- [Exercise input]

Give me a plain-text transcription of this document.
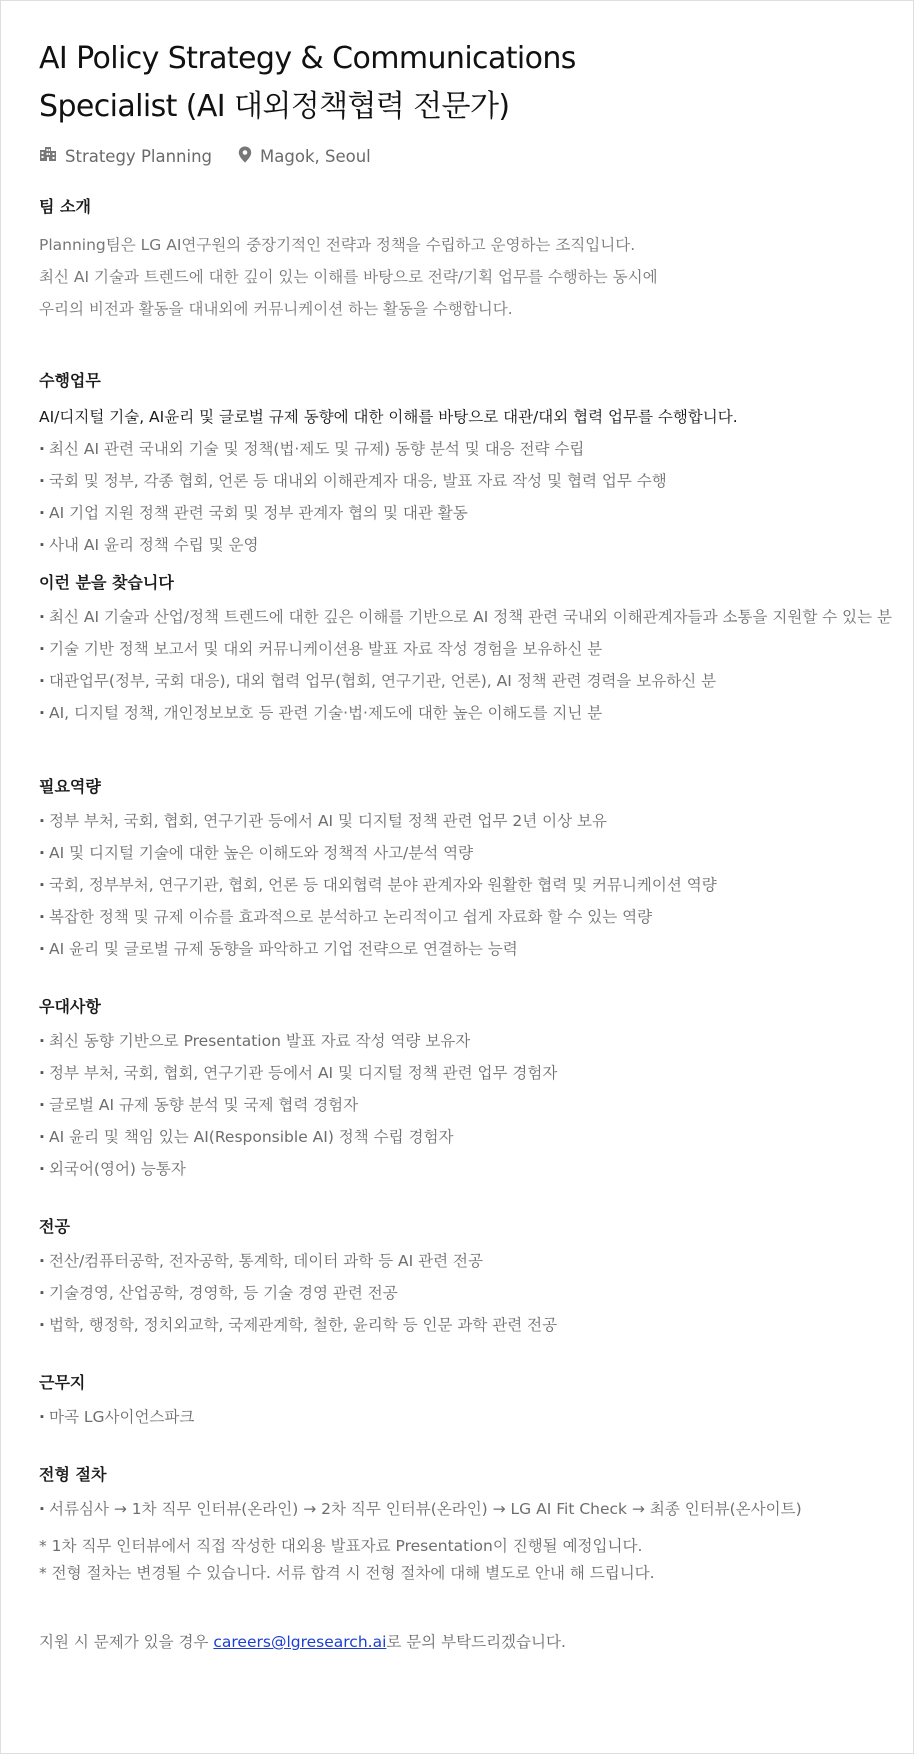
AI Policy Strategy & Communications
Specialist (AI 대외정책협력 전문가)
Strategy Planning	Magok, Seoul
팀 소개
Planning팀은 LG AI연구원의 중장기적인 전략과 정책을 수립하고 운영하는 조직입니다.
최신 AI 기술과 트렌드에 대한 깊이 있는 이해를 바탕으로 전략/기획 업무를 수행하는 동시에
우리의 비전과 활동을 대내외에 커뮤니케이션 하는 활동을 수행합니다.
수행업무
AI/디지털 기술, AI윤리 및 글로벌 규제 동향에 대한 이해를 바탕으로 대관/대외 협력 업무를 수행합니다.
· 최신 AI 관련 국내외 기술 및 정책(법·제도 및 규제) 동향 분석 및 대응 전략 수립
· 국회 및 정부, 각종 협회, 언론 등 대내외 이해관계자 대응, 발표 자료 작성 및 협력 업무 수행
· AI 기업 지원 정책 관련 국회 및 정부 관계자 협의 및 대관 활동
· 사내 AI 윤리 정책 수립 및 운영
이런 분을 찾습니다
· 최신 AI 기술과 산업/정책 트렌드에 대한 깊은 이해를 기반으로 AI 정책 관련 국내외 이해관계자들과 소통을 지원할 수 있는 분
· 기술 기반 정책 보고서 및 대외 커뮤니케이션용 발표 자료 작성 경험을 보유하신 분
· 대관업무(정부, 국회 대응), 대외 협력 업무(협회, 연구기관, 언론), AI 정책 관련 경력을 보유하신 분
· AI, 디지털 정책, 개인정보보호 등 관련 기술·법·제도에 대한 높은 이해도를 지닌 분
필요역량
· 정부 부처, 국회, 협회, 연구기관 등에서 AI 및 디지털 정책 관련 업무 2년 이상 보유
· AI 및 디지털 기술에 대한 높은 이해도와 정책적 사고/분석 역량
· 국회, 정부부처, 연구기관, 협회, 언론 등 대외협력 분야 관계자와 원활한 협력 및 커뮤니케이션 역량
· 복잡한 정책 및 규제 이슈를 효과적으로 분석하고 논리적이고 쉽게 자료화 할 수 있는 역량
· AI 윤리 및 글로벌 규제 동향을 파악하고 기업 전략으로 연결하는 능력
우대사항
· 최신 동향 기반으로 Presentation 발표 자료 작성 역량 보유자
· 정부 부처, 국회, 협회, 연구기관 등에서 AI 및 디지털 정책 관련 업무 경험자
· 글로벌 AI 규제 동향 분석 및 국제 협력 경험자
· AI 윤리 및 책임 있는 AI(Responsible AI) 정책 수립 경험자
· 외국어(영어) 능통자
전공
· 전산/컴퓨터공학, 전자공학, 통계학, 데이터 과학 등 AI 관련 전공
· 기술경영, 산업공학, 경영학, 등 기술 경영 관련 전공
· 법학, 행정학, 정치외교학, 국제관계학, 철한, 윤리학 등 인문 과학 관련 전공
근무지
· 마곡 LG사이언스파크
전형 절차
· 서류심사 → 1차 직무 인터뷰(온라인) → 2차 직무 인터뷰(온라인) → LG AI Fit Check → 최종 인터뷰(온사이트)
* 1차 직무 인터뷰에서 직접 작성한 대외용 발표자료 Presentation이 진행될 예정입니다.
* 전형 절차는 변경될 수 있습니다. 서류 합격 시 전형 절차에 대해 별도로 안내 해 드립니다.
지원 시 문제가 있을 경우 careers@lgresearch.ai로 문의 부탁드리겠습니다.
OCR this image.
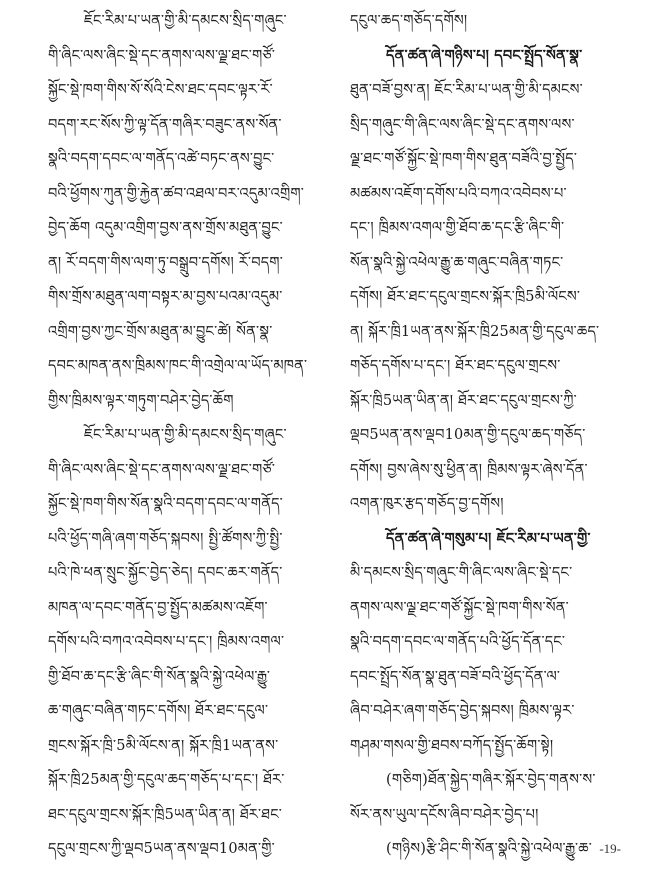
ཇོང་རིམ་པ་ཡན་གྱི་མི་དམངས་སྲིད་གཞུང་
གི་ཞིང་ལས་ཞིང་སྡེ་དང་ནགས་ལས་ལྗ་ཐང་གཙོ་
སྐྱོང་སྡེ་ཁག་གིས་སོ་སོའི་ངེས་ཐང་དབང་ལྟར་རོ་
བདག་རང་སོས་ཀྱི་ལྟ་དོན་གཞིར་བཟུང་ནས་སོན་
སྣའི་བདག་དབང་ལ་གནོད་འཚེ་བཏང་ནས་བྱུང་
བའི་ཕྱོགས་ཀུན་གྱི་རྐྱེན་ཚབ་འཐལ་བར་འདུམ་འགྲིག་
བྱེད་ཆོག འདུམ་འགྲིག་བྱས་ནས་གྲོས་མཐུན་བྱུང་
ན། རོ་བདག་གིས་ལག་ཏུ་བསྒྲུབ་དགོས། རོ་བདག་
གིས་གྲོས་མཐུན་ལག་བསྟར་མ་བྱས་པའམ་འདུམ་
འགྲིག་བྱས་ཀྱང་གྲོས་མཐུན་མ་བྱུང་ཚེ། སོན་སྣ་
དབང་མཁན་ནས་ཁྲིམས་ཁང་གི་འགྲེལ་ལ་ཡོད་མཁན་
གྱིས་ཁྲིམས་ལྟར་གཏུག་བཤེར་བྱེད་ཆོག
ཇོང་རིམ་པ་ཡན་གྱི་མི་དམངས་སྲིད་གཞུང་
གི་ཞིང་ལས་ཞིང་སྡེ་དང་ནགས་ལས་ལྗ་ཐང་གཙོ་
སྐྱོང་སྡེ་ཁག་གིས་སོན་སྣའི་བདག་དབང་ལ་གནོད་
པའི་ཕྱོད་གཞི་ཞག་གཅོད་སྐབས། སྤྱི་ཚོགས་ཀྱི་སྤྱི་
པའི་ཁེ་ཕན་སྲུང་སྐྱོང་བྱེད་ཅེད། དབང་ཆར་གནོད་
མཁན་ལ་དབང་གནོད་བྱ་སྤྱོད་མཚམས་འཇོག་
དགོས་པའི་བཀའ་འབེབས་པ་དང་། ཁྲིམས་འགལ་
གྱི་ཐོབ་ཆ་དང་རྩི་ཞིང་གི་སོན་སྣའི་སྐྱེ་འཕེལ་རྒྱུ་
ཆ་གཞུང་བཞིན་གཏང་དགོས། ཐོར་ཐང་དངུལ་
གྲངས་སྐོར་ཁྲི་5མི་ལོངས་ན། སྐོར་ཁྲི1ཡན་ནས་
སྐོར་ཁྲི25མན་གྱི་དངུལ་ཆད་གཅོད་པ་དང་། ཐོར་
ཐང་དངུལ་གྲངས་སྐོར་ཁྲི5ཡན་ཡིན་ན། ཐོར་ཐང་
དངུལ་གྲངས་ཀྱི་ལྡབ5ཡན་ནས་ལྡབ10མན་གྱི་
དངུལ་ཆད་གཅོད་དགོས།
དོན་ཚན་ཞེ་གཉིས་པ། དབང་སྤྲོད་སོན་སྣ་
ཐུན་བཟོ་བྱས་ན། ཇོང་རིམ་པ་ཡན་གྱི་མི་དམངས་
སྲིད་གཞུང་གི་ཞིང་ལས་ཞིང་སྡེ་དང་ནགས་ལས་
ལྗ་ཐང་གཙོ་སྐྱོང་སྡེ་ཁག་གིས་ཐུན་བཟོའི་བྱ་སྤྱོད་
མཚམས་འཇོག་དགོས་པའི་བཀའ་འབེབས་པ་
དང་། ཁྲིམས་འགལ་གྱི་ཐོབ་ཆ་དང་རྩི་ཞིང་གི་
སོན་སྣའི་སྐྱེ་འཕེལ་རྒྱུ་ཆ་གཞུང་བཞིན་གཏང་
དགོས། ཐོར་ཐང་དངུལ་གྲངས་སྐོར་ཁྲི5མི་ལོངས་
ན། སྐོར་ཁྲི1ཡན་ནས་སྐོར་ཁྲི25མན་གྱི་དངུལ་ཆད་
གཅོད་དགོས་པ་དང་། ཐོར་ཐང་དངུལ་གྲངས་
སྐོར་ཁྲི5ཡན་ཡིན་ན། ཐོར་ཐང་དངུལ་གྲངས་ཀྱི་
ལྡབ5ཡན་ནས་ལྡབ10མན་གྱི་དངུལ་ཆད་གཅོད་
དགོས། བྱས་ཞེས་སུ་ཕྱིན་ན། ཁྲིམས་ལྟར་ཞེས་དོན་
འགན་ཁུར་རྩད་གཅོད་བྱ་དགོས།
དོན་ཚན་ཞེ་གསུམ་པ། ཇོང་རིམ་པ་ཡན་གྱི་
མི་དམངས་སྲིད་གཞུང་གི་ཞིང་ལས་ཞིང་སྡེ་དང་
ནགས་ལས་ལྗ་ཐང་གཙོ་སྐྱོང་སྡེ་ཁག་གིས་སོན་
སྣའི་བདག་དབང་ལ་གནོད་པའི་ཕྱོད་དོན་དང་
དབང་སྤྲོད་སོན་སྣ་ཐུན་བཟོ་བའི་ཕྱོད་དོན་ལ་
ཞིབ་བཤེར་ཞག་གཅོད་བྱེད་སྐབས། ཁྲིམས་ལྟར་
གཤམ་གསལ་གྱི་ཐབས་བཀོད་སྤྱོད་ཆོག་སྟེ།
(གཅིག)ཐོན་སྐྱེད་གཞིར་སྐོར་བྱེད་གནས་ས་
སོར་ནས་ཡུལ་དངོས་ཞིབ་བཤེར་བྱེད་པ།
(གཉིས)རྩི་ཤིང་གི་སོན་སྣའི་སྐྱེ་འཕེལ་རྒྱུ་ཆ་ -19-
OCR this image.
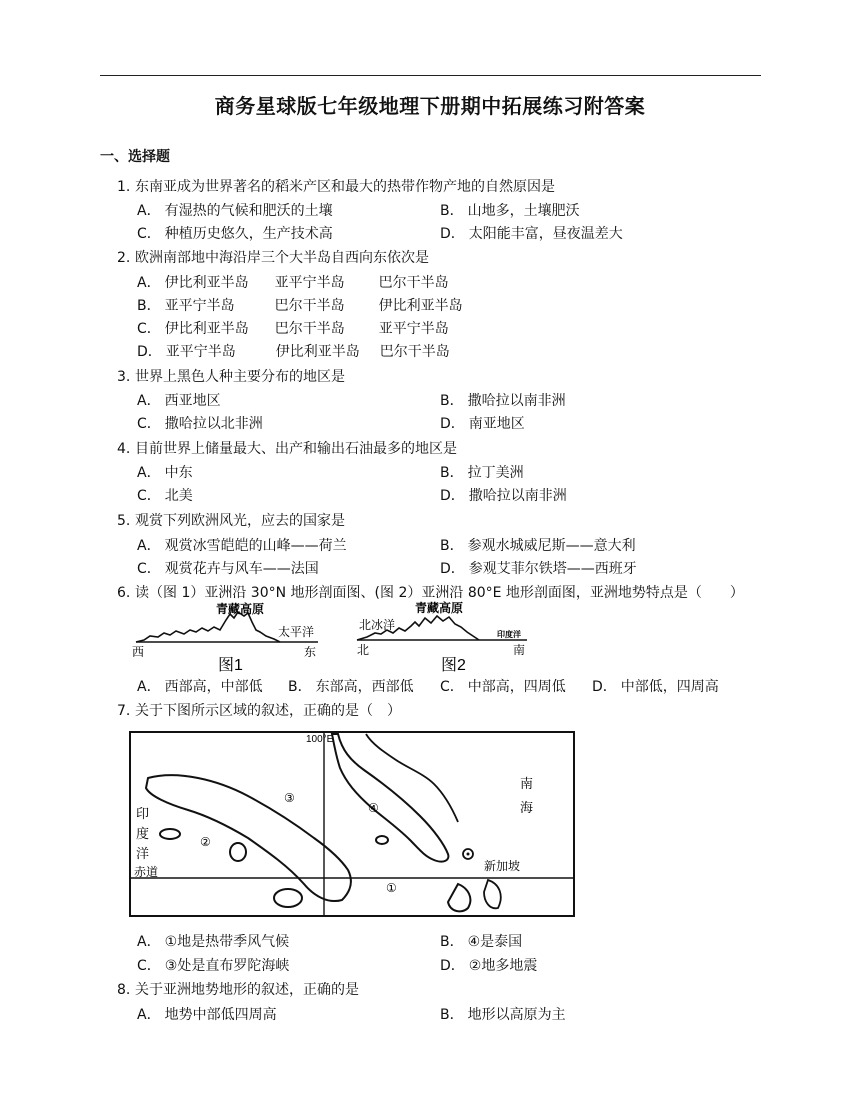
商务星球版七年级地理下册期中拓展练习附答案
一、选择题
1. 东南亚成为世界著名的稻米产区和最大的热带作物产地的自然原因是
A． 有湿热的气候和肥沃的土壤	B． 山地多，土壤肥沃
C． 种植历史悠久，生产技术高	D． 太阳能丰富，昼夜温差大
2. 欧洲南部地中海沿岸三个大半岛自西向东依次是
A． 伊比利亚半岛 亚平宁半岛 巴尔干半岛
B． 亚平宁半岛	巴尔干半岛 伊比利亚半岛
C． 伊比利亚半岛 巴尔干半岛 亚平宁半岛
D． 亚平宁半岛	伊比利亚半岛 巴尔干半岛
3. 世界上黑色人种主要分布的地区是
A． 西亚地区	B． 撒哈拉以南非洲
C． 撒哈拉以北非洲	D． 南亚地区
4. 目前世界上储量最大、出产和输出石油最多的地区是
A． 中东	B． 拉丁美洲
C． 北美	D． 撒哈拉以南非洲
5. 观赏下列欧洲风光，应去的国家是
A． 观赏冰雪皑皑的山峰——荷兰	B． 参观水城威尼斯——意大利
C． 观赏花卉与风车——法国	D． 参观艾菲尔铁塔——西班牙
6. 读（图 1）亚洲沿 30°N 地形剖面图、(图 2）亚洲沿 80°E 地形剖面图，亚洲地势特点是（　　）
青藏高原
太平洋
西	东
图1
北冰洋
青藏高原
印度洋
北	南
图2
A． 西部高，中部低 B． 东部高，西部低 C． 中部高，四周低 D． 中部低，四周高
7. 关于下图所示区域的叙述，正确的是（　）
100°E
印
度
洋
赤道
南
海
新加坡
③
②
④
①
A． ①地是热带季风气候	B． ④是泰国
C． ③处是直布罗陀海峡	D． ②地多地震
8. 关于亚洲地势地形的叙述，正确的是
A． 地势中部低四周高	B． 地形以高原为主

- [What you need to do]
Where a line in the entries holds the word "수행합니다", copy that line.

- [Answer to the exercise]
우리의 비전과 활동을 대내외에 커뮤니케이션 하는 활동을 수행합니다.
AI/디지털 기술, AI윤리 및 글로벌 규제 동향에 대한 이해를 바탕으로 대관/대외 협력 업무를 수행합니다.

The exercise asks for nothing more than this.